╭─ Raw data

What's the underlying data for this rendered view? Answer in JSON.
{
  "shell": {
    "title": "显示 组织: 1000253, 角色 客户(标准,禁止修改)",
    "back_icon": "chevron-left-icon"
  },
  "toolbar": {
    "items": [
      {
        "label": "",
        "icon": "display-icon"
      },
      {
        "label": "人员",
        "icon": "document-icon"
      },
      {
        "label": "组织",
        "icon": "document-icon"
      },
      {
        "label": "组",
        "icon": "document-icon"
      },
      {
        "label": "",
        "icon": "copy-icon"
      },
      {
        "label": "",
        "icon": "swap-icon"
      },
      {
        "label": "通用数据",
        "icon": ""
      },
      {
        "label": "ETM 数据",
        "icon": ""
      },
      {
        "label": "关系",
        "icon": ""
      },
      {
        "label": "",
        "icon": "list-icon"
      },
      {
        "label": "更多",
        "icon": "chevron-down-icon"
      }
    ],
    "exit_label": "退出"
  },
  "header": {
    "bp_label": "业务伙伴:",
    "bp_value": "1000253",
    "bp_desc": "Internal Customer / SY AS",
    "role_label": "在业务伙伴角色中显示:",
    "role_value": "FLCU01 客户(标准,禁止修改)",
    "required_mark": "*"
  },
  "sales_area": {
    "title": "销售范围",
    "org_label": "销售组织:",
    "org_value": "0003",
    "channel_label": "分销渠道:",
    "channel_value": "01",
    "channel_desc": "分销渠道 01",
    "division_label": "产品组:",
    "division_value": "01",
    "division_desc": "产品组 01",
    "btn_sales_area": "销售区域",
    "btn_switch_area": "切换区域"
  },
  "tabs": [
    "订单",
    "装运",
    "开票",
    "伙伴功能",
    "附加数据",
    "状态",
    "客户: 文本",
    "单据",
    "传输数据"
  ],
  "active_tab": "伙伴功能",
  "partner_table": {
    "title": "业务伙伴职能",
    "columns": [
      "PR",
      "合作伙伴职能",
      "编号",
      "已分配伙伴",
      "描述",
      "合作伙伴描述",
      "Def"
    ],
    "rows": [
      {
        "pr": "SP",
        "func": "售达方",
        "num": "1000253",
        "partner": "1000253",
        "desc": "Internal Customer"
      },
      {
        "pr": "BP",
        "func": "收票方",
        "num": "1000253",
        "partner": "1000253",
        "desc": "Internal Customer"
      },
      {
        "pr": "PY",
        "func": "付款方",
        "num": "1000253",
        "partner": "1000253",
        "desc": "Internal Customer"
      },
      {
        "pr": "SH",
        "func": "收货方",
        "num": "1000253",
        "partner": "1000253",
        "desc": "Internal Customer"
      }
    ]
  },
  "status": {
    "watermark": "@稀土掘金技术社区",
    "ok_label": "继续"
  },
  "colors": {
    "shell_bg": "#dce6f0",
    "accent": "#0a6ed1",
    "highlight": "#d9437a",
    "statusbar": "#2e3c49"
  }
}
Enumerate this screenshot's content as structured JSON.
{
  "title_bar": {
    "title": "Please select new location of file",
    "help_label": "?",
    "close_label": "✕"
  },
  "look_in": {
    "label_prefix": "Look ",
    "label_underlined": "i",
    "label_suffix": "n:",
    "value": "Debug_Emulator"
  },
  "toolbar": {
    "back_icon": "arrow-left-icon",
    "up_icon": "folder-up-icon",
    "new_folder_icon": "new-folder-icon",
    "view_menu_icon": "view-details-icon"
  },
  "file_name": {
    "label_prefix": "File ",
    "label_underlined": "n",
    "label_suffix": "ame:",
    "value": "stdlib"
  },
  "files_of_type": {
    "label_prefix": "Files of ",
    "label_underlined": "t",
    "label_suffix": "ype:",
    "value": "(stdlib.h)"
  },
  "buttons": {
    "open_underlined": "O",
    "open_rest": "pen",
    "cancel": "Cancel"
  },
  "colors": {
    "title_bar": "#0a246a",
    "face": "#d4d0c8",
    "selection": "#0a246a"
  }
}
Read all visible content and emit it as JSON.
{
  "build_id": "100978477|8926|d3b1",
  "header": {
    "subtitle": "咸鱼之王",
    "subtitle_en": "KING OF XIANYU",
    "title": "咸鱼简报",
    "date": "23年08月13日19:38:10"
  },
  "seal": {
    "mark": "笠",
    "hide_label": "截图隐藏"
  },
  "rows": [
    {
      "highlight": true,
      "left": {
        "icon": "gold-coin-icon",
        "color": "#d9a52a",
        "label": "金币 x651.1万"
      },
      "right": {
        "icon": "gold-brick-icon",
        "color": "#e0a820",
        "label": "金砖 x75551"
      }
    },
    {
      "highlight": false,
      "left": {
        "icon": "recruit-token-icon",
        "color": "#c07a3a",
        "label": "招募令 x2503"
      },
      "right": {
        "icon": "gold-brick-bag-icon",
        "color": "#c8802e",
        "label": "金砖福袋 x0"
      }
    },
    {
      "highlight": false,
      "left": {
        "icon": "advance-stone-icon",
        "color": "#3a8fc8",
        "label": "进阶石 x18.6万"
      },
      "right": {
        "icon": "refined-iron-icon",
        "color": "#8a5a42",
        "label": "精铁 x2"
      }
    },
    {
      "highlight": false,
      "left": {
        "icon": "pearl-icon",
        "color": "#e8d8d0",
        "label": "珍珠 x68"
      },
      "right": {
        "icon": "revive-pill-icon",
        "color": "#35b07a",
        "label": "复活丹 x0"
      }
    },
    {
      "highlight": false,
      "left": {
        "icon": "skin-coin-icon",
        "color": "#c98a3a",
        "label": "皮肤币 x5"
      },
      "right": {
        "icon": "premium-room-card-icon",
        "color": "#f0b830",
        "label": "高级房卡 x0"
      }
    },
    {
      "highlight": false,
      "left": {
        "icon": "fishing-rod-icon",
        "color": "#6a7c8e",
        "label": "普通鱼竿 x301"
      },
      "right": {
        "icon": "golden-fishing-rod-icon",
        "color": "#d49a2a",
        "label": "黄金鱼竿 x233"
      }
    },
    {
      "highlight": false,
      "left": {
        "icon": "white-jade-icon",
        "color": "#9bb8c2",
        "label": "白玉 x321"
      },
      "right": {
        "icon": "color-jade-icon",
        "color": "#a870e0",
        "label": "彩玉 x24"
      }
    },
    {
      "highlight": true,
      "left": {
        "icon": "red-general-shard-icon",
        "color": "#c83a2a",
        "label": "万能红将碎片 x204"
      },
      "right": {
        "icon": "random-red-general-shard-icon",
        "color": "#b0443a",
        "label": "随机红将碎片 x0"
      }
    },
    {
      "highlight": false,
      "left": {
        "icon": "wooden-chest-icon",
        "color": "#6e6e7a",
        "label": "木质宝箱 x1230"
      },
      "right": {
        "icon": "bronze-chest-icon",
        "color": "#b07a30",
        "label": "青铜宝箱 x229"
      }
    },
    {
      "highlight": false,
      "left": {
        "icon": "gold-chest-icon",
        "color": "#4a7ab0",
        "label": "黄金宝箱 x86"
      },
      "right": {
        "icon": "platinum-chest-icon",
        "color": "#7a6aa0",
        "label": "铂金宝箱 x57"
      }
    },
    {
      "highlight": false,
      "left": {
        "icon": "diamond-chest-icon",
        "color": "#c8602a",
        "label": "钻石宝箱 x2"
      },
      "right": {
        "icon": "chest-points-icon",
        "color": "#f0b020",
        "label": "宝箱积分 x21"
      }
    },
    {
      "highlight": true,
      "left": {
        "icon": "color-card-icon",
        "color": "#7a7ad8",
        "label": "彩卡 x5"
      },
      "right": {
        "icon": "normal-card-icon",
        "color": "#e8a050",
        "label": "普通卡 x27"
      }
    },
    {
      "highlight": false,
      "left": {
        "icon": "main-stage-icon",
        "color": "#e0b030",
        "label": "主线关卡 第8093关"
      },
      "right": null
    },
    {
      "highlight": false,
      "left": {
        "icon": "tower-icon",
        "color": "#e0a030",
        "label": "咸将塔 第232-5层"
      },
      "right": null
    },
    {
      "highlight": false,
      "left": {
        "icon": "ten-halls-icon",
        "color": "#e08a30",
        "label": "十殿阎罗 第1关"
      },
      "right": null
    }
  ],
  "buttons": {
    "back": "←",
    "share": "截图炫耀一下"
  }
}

╰─

■ Aim of the exercise
Search the entries for the word "禁止修改" and pick out every line that holds it.

■ Response to the exercise
    "title": "显示 组织: 1000253, 角色 客户(标准,禁止修改)",
    "role_value": "FLCU01 客户(标准,禁止修改)",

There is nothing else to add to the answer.